***** GIVEN RECORDS *****

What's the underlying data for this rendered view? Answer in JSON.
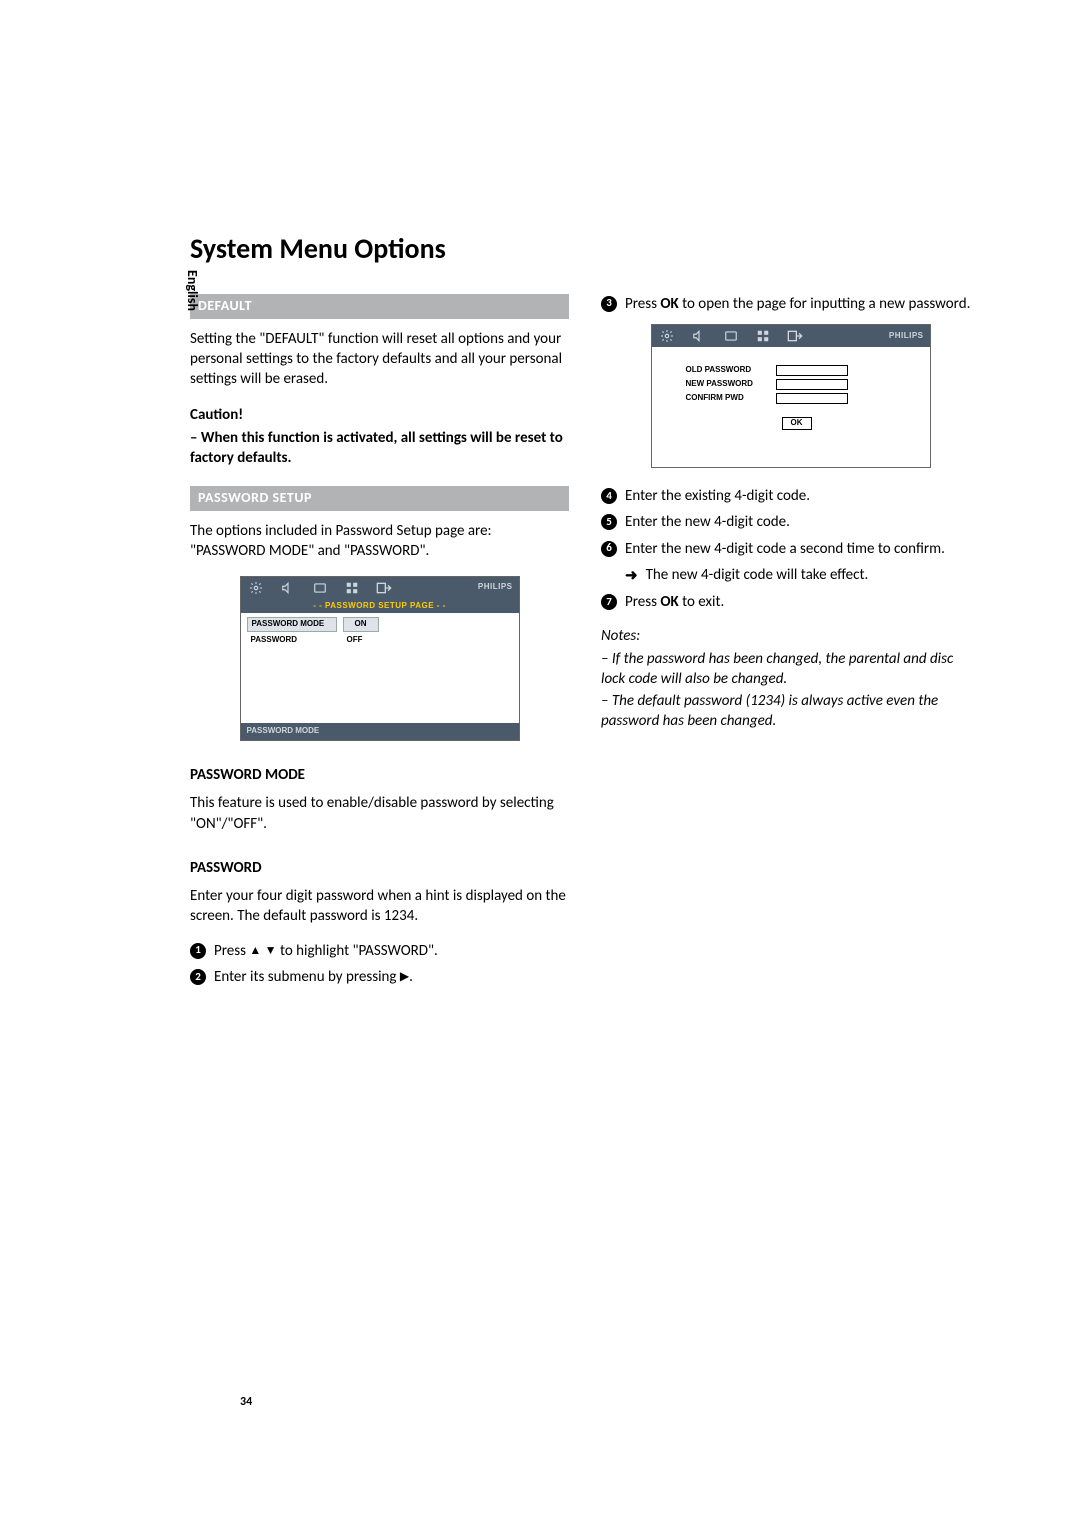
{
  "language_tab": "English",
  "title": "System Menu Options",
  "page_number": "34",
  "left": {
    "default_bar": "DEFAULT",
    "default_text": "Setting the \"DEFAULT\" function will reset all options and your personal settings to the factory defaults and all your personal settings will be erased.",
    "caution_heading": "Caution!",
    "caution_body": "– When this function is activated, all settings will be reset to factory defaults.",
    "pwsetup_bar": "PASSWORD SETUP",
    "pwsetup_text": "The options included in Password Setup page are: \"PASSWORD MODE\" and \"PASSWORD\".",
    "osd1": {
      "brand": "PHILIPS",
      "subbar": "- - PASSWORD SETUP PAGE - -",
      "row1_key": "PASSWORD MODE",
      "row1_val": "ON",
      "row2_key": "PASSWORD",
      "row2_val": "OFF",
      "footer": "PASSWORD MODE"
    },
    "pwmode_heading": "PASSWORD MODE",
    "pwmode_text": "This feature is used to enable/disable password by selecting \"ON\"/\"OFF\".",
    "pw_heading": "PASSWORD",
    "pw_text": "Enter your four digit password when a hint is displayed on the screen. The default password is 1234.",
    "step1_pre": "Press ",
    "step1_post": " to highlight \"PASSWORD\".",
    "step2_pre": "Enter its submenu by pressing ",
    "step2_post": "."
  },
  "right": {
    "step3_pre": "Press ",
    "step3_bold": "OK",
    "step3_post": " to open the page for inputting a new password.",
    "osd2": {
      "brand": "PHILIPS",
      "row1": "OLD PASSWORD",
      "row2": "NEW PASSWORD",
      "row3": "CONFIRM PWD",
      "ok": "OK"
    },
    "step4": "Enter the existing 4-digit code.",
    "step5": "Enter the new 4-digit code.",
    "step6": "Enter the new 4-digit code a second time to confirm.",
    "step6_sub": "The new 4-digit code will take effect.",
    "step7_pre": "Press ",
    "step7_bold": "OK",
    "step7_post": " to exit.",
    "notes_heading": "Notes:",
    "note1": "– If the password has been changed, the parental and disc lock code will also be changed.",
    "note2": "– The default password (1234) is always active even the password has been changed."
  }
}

*****

#### TASK REQUIREMENTS
Copy every line above that includes the string "settings".

#### SOLUTION TO THIS PROBLEM
    "default_text": "Setting the \"DEFAULT\" function will reset all options and your personal settings to the factory defaults and all your personal settings will be erased.",
    "caution_body": "– When this function is activated, all settings will be reset to factory defaults.",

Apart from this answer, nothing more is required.